Problem to solve:
Could the lines from the one with "Output a JSON" through the end of the listing be restated exactly, with nothing else included?
──────── Rows
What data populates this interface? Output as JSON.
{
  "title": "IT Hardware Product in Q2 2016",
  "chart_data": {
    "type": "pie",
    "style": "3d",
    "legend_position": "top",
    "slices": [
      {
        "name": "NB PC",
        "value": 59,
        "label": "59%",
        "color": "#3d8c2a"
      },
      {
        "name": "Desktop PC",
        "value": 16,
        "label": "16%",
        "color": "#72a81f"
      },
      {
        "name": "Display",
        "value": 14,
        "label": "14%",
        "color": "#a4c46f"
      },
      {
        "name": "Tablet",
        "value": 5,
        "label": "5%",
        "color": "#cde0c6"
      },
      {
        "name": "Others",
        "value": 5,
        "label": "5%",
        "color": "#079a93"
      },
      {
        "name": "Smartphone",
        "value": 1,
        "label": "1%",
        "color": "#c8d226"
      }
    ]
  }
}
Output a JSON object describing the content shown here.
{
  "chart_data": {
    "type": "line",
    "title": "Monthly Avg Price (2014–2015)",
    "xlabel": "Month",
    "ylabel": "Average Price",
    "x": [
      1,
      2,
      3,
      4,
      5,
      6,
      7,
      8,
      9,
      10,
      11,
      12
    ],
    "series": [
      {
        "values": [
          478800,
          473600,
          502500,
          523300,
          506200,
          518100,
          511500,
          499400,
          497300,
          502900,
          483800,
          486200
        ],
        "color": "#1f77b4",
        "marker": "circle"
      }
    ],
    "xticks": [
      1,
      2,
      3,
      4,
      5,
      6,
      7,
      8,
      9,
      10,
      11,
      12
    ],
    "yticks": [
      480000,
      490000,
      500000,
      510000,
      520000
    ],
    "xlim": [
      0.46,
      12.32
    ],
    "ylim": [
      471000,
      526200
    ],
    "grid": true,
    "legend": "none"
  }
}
────────────────
Task solution:
Output a JSON object describing the content shown here.
{
  "chart_data": {
    "type": "line",
    "title": "Monthly Avg Price (2014–2015)",
    "xlabel": "Month",
    "ylabel": "Average Price",
    "x": [
      1,
      2,
      3,
      4,
      5,
      6,
      7,
      8,
      9,
      10,
      11,
      12
    ],
    "series": [
      {
        "values": [
          478800,
          473600,
          502500,
          523300,
          506200,
          518100,
          511500,
          499400,
          497300,
          502900,
          483800,
          486200
        ],
        "color": "#1f77b4",
        "marker": "circle"
      }
    ],
    "xticks": [
      1,
      2,
      3,
      4,
      5,
      6,
      7,
      8,
      9,
      10,
      11,
      12
    ],
    "yticks": [
      480000,
      490000,
      500000,
      510000,
      520000
    ],
    "xlim": [
      0.46,
      12.32
    ],
    "ylim": [
      471000,
      526200
    ],
    "grid": true,
    "legend": "none"
  }
}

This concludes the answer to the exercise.